##### Input rows #####

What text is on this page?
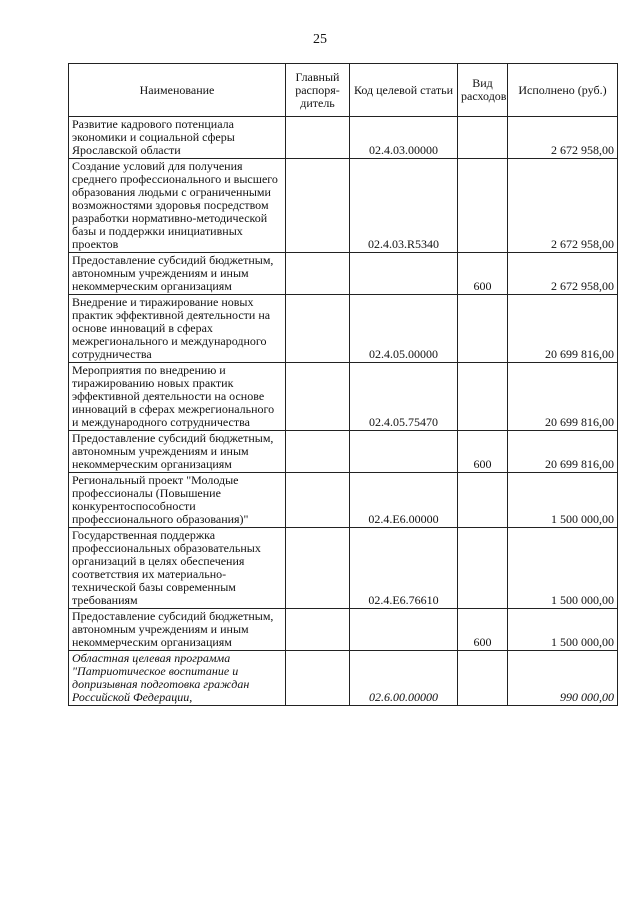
25
Наименование	Главный распоря-дитель	Код целевой статьи	Вид расходов	Исполнено (руб.)
Развитие кадрового потенциала экономики и социальной сферы Ярославской области		02.4.03.00000		2 672 958,00
Создание условий для получения среднего профессионального и высшего образования людьми с ограниченными возможностями здоровья посредством разработки нормативно-методической базы и поддержки инициативных проектов		02.4.03.R5340		2 672 958,00
Предоставление субсидий бюджетным, автономным учреждениям и иным некоммерческим организациям			600	2 672 958,00
Внедрение и тиражирование новых практик эффективной деятельности на основе инноваций в сферах межрегионального и международного сотрудничества		02.4.05.00000		20 699 816,00
Мероприятия по внедрению и тиражированию новых практик эффективной деятельности на основе инноваций в сферах межрегионального и международного сотрудничества		02.4.05.75470		20 699 816,00
Предоставление субсидий бюджетным, автономным учреждениям и иным некоммерческим организациям			600	20 699 816,00
Региональный проект "Молодые профессионалы (Повышение конкурентоспособности профессионального образования)"		02.4.E6.00000		1 500 000,00
Государственная поддержка профессиональных образовательных организаций в целях обеспечения соответствия их материально-технической базы современным требованиям		02.4.E6.76610		1 500 000,00
Предоставление субсидий бюджетным, автономным учреждениям и иным некоммерческим организациям			600	1 500 000,00
Областная целевая программа "Патриотическое воспитание и допризывная подготовка граждан Российской Федерации,		02.6.00.00000		990 000,00
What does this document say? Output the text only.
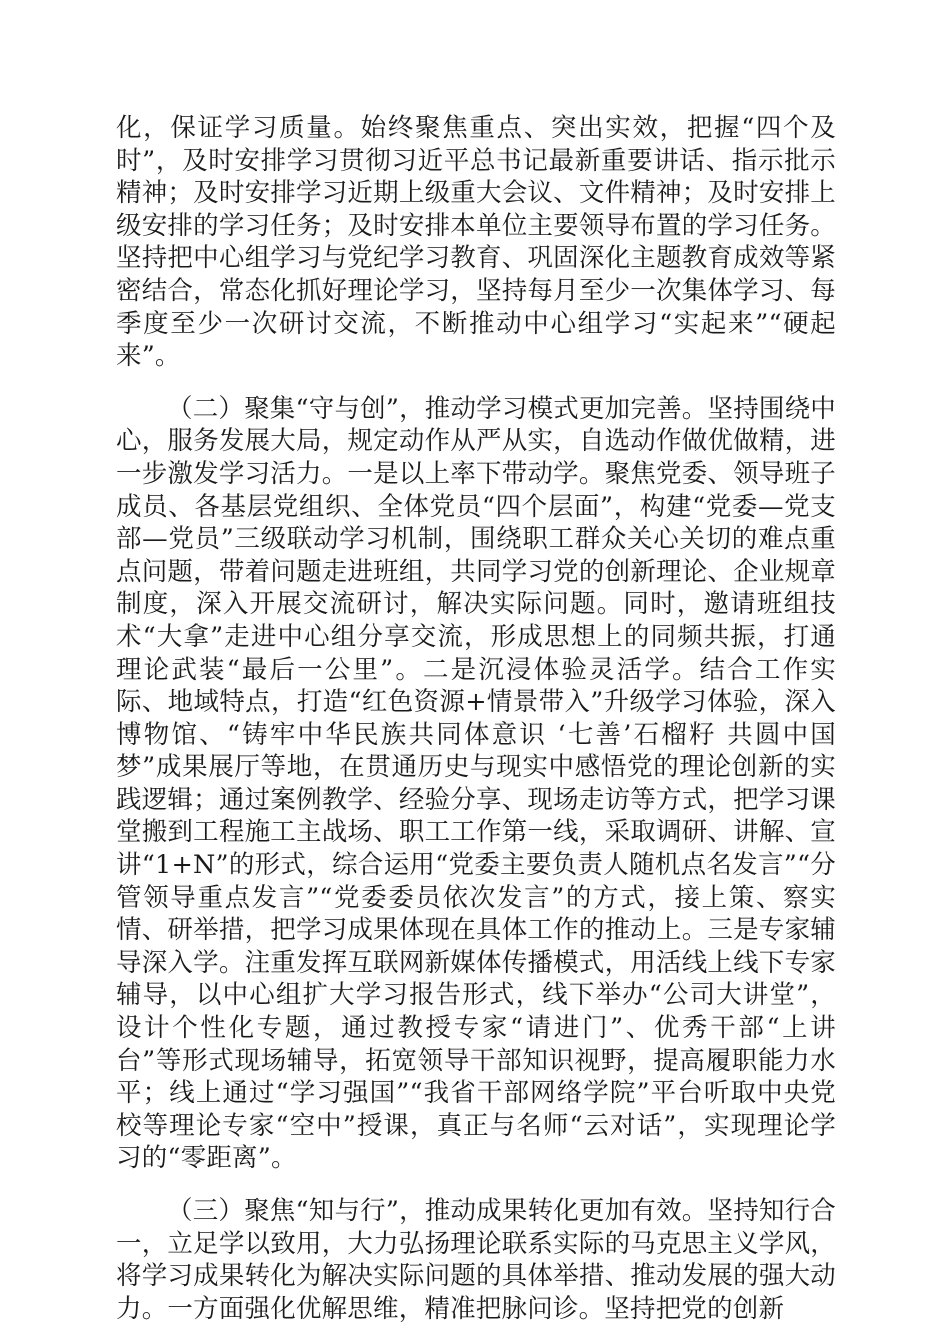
化，保证学习质量。始终聚焦重点、突出实效，把握“四个及时”，及时安排学习贯彻习近平总书记最新重要讲话、指示批示精神；及时安排学习近期上级重大会议、文件精神；及时安排上级安排的学习任务；及时安排本单位主要领导布置的学习任务。坚持把中心组学习与党纪学习教育、巩固深化主题教育成效等紧密结合，常态化抓好理论学习，坚持每月至少一次集体学习、每季度至少一次研讨交流，不断推动中心组学习“实起来”“硬起来”。

（二）聚集“守与创”，推动学习模式更加完善。坚持围绕中心，服务发展大局，规定动作从严从实，自选动作做优做精，进一步激发学习活力。一是以上率下带动学。聚焦党委、领导班子成员、各基层党组织、全体党员“四个层面”，构建“党委—党支部—党员”三级联动学习机制，围绕职工群众关心关切的难点重点问题，带着问题走进班组，共同学习党的创新理论、企业规章制度，深入开展交流研讨，解决实际问题。同时，邀请班组技术“大拿”走进中心组分享交流，形成思想上的同频共振，打通理论武装“最后一公里”。二是沉浸体验灵活学。结合工作实际、地域特点，打造“红色资源+情景带入”升级学习体验，深入博物馆、“铸牢中华民族共同体意识 ‘七善’石榴籽 共圆中国梦”成果展厅等地，在贯通历史与现实中感悟党的理论创新的实践逻辑；通过案例教学、经验分享、现场走访等方式，把学习课堂搬到工程施工主战场、职工工作第一线，采取调研、讲解、宣讲“1+N”的形式，综合运用“党委主要负责人随机点名发言”“分管领导重点发言”“党委委员依次发言”的方式，接上策、察实情、研举措，把学习成果体现在具体工作的推动上。三是专家辅导深入学。注重发挥互联网新媒体传播模式，用活线上线下专家辅导，以中心组扩大学习报告形式，线下举办“公司大讲堂”，设计个性化专题，通过教授专家“请进门”、优秀干部“上讲台”等形式现场辅导，拓宽领导干部知识视野，提高履职能力水平；线上通过“学习强国”“我省干部网络学院”平台听取中央党校等理论专家“空中”授课，真正与名师“云对话”，实现理论学习的“零距离”。

（三）聚焦“知与行”，推动成果转化更加有效。坚持知行合一，立足学以致用，大力弘扬理论联系实际的马克思主义学风，将学习成果转化为解决实际问题的具体举措、推动发展的强大动力。一方面强化优解思维，精准把脉问诊。坚持把党的创新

#####

Without the pictures, retype exactly the lines from the one that holds "What does this" to the last line of the data above, both of them included.

### The reply
What does this document say? Output the text only.
化，保证学习质量。始终聚焦重点、突出实效，把握“四个及时”，及时安排学习贯彻习近平总书记最新重要讲话、指示批示精神；及时安排学习近期上级重大会议、文件精神；及时安排上级安排的学习任务；及时安排本单位主要领导布置的学习任务。坚持把中心组学习与党纪学习教育、巩固深化主题教育成效等紧密结合，常态化抓好理论学习，坚持每月至少一次集体学习、每季度至少一次研讨交流，不断推动中心组学习“实起来”“硬起来”。

（二）聚集“守与创”，推动学习模式更加完善。坚持围绕中心，服务发展大局，规定动作从严从实，自选动作做优做精，进一步激发学习活力。一是以上率下带动学。聚焦党委、领导班子成员、各基层党组织、全体党员“四个层面”，构建“党委—党支部—党员”三级联动学习机制，围绕职工群众关心关切的难点重点问题，带着问题走进班组，共同学习党的创新理论、企业规章制度，深入开展交流研讨，解决实际问题。同时，邀请班组技术“大拿”走进中心组分享交流，形成思想上的同频共振，打通理论武装“最后一公里”。二是沉浸体验灵活学。结合工作实际、地域特点，打造“红色资源+情景带入”升级学习体验，深入博物馆、“铸牢中华民族共同体意识 ‘七善’石榴籽 共圆中国梦”成果展厅等地，在贯通历史与现实中感悟党的理论创新的实践逻辑；通过案例教学、经验分享、现场走访等方式，把学习课堂搬到工程施工主战场、职工工作第一线，采取调研、讲解、宣讲“1+N”的形式，综合运用“党委主要负责人随机点名发言”“分管领导重点发言”“党委委员依次发言”的方式，接上策、察实情、研举措，把学习成果体现在具体工作的推动上。三是专家辅导深入学。注重发挥互联网新媒体传播模式，用活线上线下专家辅导，以中心组扩大学习报告形式，线下举办“公司大讲堂”，设计个性化专题，通过教授专家“请进门”、优秀干部“上讲台”等形式现场辅导，拓宽领导干部知识视野，提高履职能力水平；线上通过“学习强国”“我省干部网络学院”平台听取中央党校等理论专家“空中”授课，真正与名师“云对话”，实现理论学习的“零距离”。

（三）聚焦“知与行”，推动成果转化更加有效。坚持知行合一，立足学以致用，大力弘扬理论联系实际的马克思主义学风，将学习成果转化为解决实际问题的具体举措、推动发展的强大动力。一方面强化优解思维，精准把脉问诊。坚持把党的创新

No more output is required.